** Begin **

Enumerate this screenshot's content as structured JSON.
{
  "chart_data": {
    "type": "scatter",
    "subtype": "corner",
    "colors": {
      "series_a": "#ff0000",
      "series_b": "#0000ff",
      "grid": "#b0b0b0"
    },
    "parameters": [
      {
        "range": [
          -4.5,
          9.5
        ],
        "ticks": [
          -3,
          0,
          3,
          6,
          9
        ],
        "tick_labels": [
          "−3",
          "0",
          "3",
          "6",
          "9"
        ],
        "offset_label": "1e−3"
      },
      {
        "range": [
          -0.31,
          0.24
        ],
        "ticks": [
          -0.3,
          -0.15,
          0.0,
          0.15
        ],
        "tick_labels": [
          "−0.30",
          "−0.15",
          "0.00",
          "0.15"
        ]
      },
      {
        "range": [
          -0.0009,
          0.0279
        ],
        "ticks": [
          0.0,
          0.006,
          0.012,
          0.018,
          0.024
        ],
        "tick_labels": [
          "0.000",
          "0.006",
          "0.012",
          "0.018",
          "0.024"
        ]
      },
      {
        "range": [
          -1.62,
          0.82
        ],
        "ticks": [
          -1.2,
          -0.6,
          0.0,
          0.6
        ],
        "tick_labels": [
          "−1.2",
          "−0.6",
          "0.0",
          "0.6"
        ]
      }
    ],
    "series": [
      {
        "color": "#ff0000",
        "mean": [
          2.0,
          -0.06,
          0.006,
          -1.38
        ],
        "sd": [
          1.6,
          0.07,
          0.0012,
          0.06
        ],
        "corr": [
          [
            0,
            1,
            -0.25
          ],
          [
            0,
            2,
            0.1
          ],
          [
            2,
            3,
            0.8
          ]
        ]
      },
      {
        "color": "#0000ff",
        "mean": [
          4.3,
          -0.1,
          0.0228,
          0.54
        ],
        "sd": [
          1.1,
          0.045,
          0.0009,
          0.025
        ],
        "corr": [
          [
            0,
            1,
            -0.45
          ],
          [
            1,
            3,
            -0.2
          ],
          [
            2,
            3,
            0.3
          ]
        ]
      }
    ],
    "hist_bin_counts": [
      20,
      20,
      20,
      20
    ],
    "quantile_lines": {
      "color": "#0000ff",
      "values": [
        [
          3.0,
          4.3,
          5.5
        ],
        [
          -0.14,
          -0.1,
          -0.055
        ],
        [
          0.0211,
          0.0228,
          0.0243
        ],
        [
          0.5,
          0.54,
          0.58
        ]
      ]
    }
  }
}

** End **

Retype all of the entries precisely as they are.

Enumerate this screenshot's content as structured JSON.
{
  "chart_data": {
    "type": "scatter",
    "subtype": "corner",
    "colors": {
      "series_a": "#ff0000",
      "series_b": "#0000ff",
      "grid": "#b0b0b0"
    },
    "parameters": [
      {
        "range": [
          -4.5,
          9.5
        ],
        "ticks": [
          -3,
          0,
          3,
          6,
          9
        ],
        "tick_labels": [
          "−3",
          "0",
          "3",
          "6",
          "9"
        ],
        "offset_label": "1e−3"
      },
      {
        "range": [
          -0.31,
          0.24
        ],
        "ticks": [
          -0.3,
          -0.15,
          0.0,
          0.15
        ],
        "tick_labels": [
          "−0.30",
          "−0.15",
          "0.00",
          "0.15"
        ]
      },
      {
        "range": [
          -0.0009,
          0.0279
        ],
        "ticks": [
          0.0,
          0.006,
          0.012,
          0.018,
          0.024
        ],
        "tick_labels": [
          "0.000",
          "0.006",
          "0.012",
          "0.018",
          "0.024"
        ]
      },
      {
        "range": [
          -1.62,
          0.82
        ],
        "ticks": [
          -1.2,
          -0.6,
          0.0,
          0.6
        ],
        "tick_labels": [
          "−1.2",
          "−0.6",
          "0.0",
          "0.6"
        ]
      }
    ],
    "series": [
      {
        "color": "#ff0000",
        "mean": [
          2.0,
          -0.06,
          0.006,
          -1.38
        ],
        "sd": [
          1.6,
          0.07,
          0.0012,
          0.06
        ],
        "corr": [
          [
            0,
            1,
            -0.25
          ],
          [
            0,
            2,
            0.1
          ],
          [
            2,
            3,
            0.8
          ]
        ]
      },
      {
        "color": "#0000ff",
        "mean": [
          4.3,
          -0.1,
          0.0228,
          0.54
        ],
        "sd": [
          1.1,
          0.045,
          0.0009,
          0.025
        ],
        "corr": [
          [
            0,
            1,
            -0.45
          ],
          [
            1,
            3,
            -0.2
          ],
          [
            2,
            3,
            0.3
          ]
        ]
      }
    ],
    "hist_bin_counts": [
      20,
      20,
      20,
      20
    ],
    "quantile_lines": {
      "color": "#0000ff",
      "values": [
        [
          3.0,
          4.3,
          5.5
        ],
        [
          -0.14,
          -0.1,
          -0.055
        ],
        [
          0.0211,
          0.0228,
          0.0243
        ],
        [
          0.5,
          0.54,
          0.58
        ]
      ]
    }
  }
}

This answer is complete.